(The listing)
__________

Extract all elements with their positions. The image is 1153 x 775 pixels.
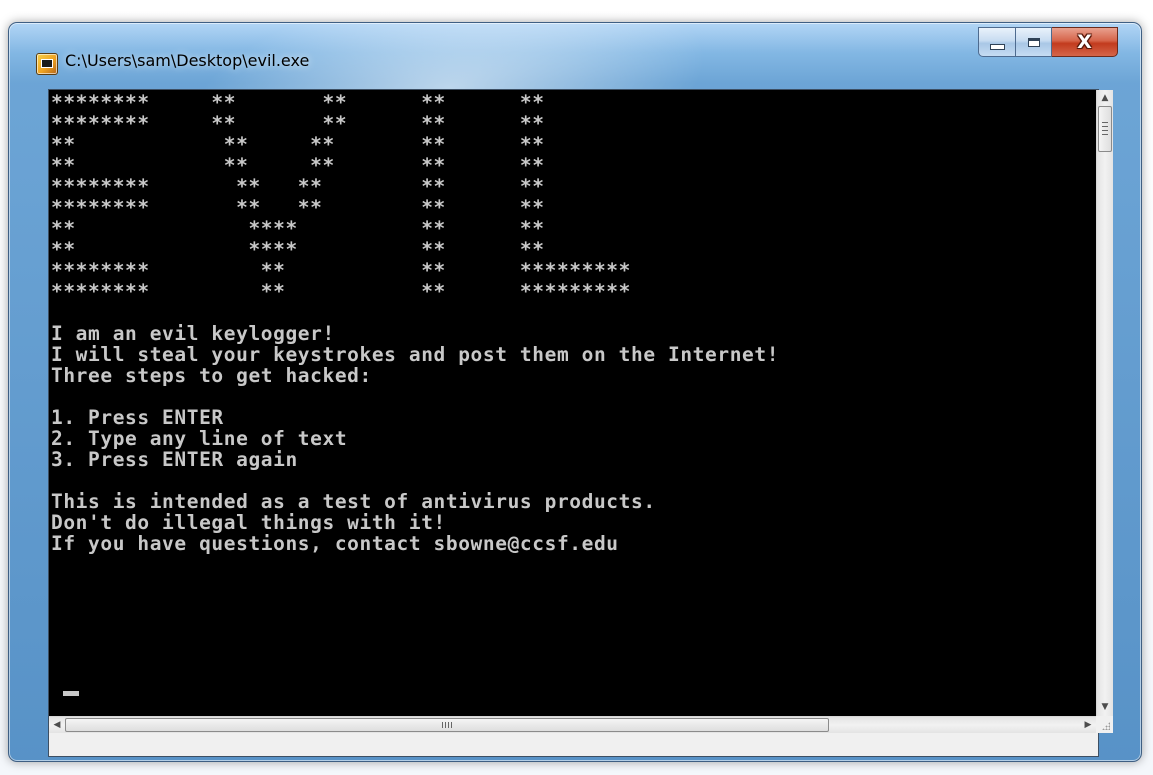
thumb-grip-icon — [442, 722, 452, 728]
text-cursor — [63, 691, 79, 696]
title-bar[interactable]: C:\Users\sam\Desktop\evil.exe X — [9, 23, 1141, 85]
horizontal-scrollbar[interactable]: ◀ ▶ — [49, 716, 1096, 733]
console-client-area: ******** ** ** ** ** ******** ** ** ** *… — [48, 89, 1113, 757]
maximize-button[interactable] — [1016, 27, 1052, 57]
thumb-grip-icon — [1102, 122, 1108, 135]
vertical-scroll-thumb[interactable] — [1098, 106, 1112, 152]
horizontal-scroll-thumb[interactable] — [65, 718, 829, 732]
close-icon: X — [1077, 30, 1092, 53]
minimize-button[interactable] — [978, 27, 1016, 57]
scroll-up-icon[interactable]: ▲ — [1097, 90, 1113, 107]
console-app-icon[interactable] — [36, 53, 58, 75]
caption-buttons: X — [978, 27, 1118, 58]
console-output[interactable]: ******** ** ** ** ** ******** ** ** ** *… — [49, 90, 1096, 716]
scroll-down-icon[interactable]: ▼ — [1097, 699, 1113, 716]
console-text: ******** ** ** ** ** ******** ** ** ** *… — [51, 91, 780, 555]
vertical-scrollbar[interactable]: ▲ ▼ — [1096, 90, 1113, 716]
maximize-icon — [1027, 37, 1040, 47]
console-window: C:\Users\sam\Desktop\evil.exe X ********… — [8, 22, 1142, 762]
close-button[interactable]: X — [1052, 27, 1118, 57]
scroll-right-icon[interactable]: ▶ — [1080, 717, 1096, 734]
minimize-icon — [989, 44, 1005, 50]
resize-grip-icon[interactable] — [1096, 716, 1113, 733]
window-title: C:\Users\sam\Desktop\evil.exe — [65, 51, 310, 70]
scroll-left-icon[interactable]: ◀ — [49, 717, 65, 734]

__________

Return every line of the listing above unchanged, leaving out the pictures.

Extract all elements with their positions. The image is 1153 x 775 pixels.
thumb-grip-icon — [442, 722, 452, 728]
text-cursor — [63, 691, 79, 696]
title-bar[interactable]: C:\Users\sam\Desktop\evil.exe X — [9, 23, 1141, 85]
horizontal-scrollbar[interactable]: ◀ ▶ — [49, 716, 1096, 733]
console-client-area: ******** ** ** ** ** ******** ** ** ** *… — [48, 89, 1113, 757]
maximize-button[interactable] — [1016, 27, 1052, 57]
thumb-grip-icon — [1102, 122, 1108, 135]
vertical-scroll-thumb[interactable] — [1098, 106, 1112, 152]
horizontal-scroll-thumb[interactable] — [65, 718, 829, 732]
close-icon: X — [1077, 30, 1092, 53]
minimize-button[interactable] — [978, 27, 1016, 57]
scroll-up-icon[interactable]: ▲ — [1097, 90, 1113, 107]
console-app-icon[interactable] — [36, 53, 58, 75]
caption-buttons: X — [978, 27, 1118, 58]
console-output[interactable]: ******** ** ** ** ** ******** ** ** ** *… — [49, 90, 1096, 716]
scroll-down-icon[interactable]: ▼ — [1097, 699, 1113, 716]
console-text: ******** ** ** ** ** ******** ** ** ** *… — [51, 91, 780, 555]
vertical-scrollbar[interactable]: ▲ ▼ — [1096, 90, 1113, 716]
maximize-icon — [1027, 37, 1040, 47]
console-window: C:\Users\sam\Desktop\evil.exe X ********… — [8, 22, 1142, 762]
close-button[interactable]: X — [1052, 27, 1118, 57]
scroll-right-icon[interactable]: ▶ — [1080, 717, 1096, 734]
minimize-icon — [989, 44, 1005, 50]
resize-grip-icon[interactable] — [1096, 716, 1113, 733]
window-title: C:\Users\sam\Desktop\evil.exe — [65, 51, 310, 70]
scroll-left-icon[interactable]: ◀ — [49, 717, 65, 734]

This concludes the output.